◆ **EXERCISE**
Report the count of lines holding "name" in the records, with no other words.

◆ **INFORMATION SHOWN**
::::

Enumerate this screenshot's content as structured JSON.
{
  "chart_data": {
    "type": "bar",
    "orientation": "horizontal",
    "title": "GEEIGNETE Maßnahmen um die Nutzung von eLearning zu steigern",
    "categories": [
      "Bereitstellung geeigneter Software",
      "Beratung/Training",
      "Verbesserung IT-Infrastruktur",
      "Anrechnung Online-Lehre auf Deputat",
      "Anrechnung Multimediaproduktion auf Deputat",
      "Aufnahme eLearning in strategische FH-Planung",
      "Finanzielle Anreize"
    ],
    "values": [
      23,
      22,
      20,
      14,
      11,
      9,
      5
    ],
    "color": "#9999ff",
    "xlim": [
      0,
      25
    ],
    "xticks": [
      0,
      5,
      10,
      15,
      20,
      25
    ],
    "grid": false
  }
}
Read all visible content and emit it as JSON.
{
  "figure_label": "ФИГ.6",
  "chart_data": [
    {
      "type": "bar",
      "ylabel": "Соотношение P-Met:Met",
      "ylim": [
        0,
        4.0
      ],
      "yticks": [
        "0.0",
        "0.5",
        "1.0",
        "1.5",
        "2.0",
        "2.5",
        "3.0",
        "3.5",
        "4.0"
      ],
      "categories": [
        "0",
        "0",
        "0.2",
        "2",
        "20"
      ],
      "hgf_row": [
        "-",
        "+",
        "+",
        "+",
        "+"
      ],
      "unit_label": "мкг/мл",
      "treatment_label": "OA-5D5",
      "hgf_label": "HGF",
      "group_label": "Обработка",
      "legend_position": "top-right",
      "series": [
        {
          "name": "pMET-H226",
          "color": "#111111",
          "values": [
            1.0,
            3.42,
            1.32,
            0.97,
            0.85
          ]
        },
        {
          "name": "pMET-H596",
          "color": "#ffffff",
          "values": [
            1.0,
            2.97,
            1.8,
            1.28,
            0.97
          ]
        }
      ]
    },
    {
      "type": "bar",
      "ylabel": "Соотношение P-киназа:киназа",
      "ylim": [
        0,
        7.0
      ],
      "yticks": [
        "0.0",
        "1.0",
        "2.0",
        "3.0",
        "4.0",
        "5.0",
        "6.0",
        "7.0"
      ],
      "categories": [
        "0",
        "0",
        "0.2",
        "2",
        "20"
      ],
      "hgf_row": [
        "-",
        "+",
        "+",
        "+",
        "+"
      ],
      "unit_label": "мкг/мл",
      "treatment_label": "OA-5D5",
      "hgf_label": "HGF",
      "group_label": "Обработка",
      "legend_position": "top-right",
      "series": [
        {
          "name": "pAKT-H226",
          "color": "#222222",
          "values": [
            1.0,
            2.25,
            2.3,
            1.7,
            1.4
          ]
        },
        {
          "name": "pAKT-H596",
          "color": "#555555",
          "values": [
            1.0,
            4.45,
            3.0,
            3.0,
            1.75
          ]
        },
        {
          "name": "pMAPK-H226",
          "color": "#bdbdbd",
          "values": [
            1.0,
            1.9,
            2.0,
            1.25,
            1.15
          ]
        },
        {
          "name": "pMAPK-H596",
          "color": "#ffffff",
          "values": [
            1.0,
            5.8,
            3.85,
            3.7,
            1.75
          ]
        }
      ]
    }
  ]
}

::::

◆ **ANSWER TO THE TASK**
6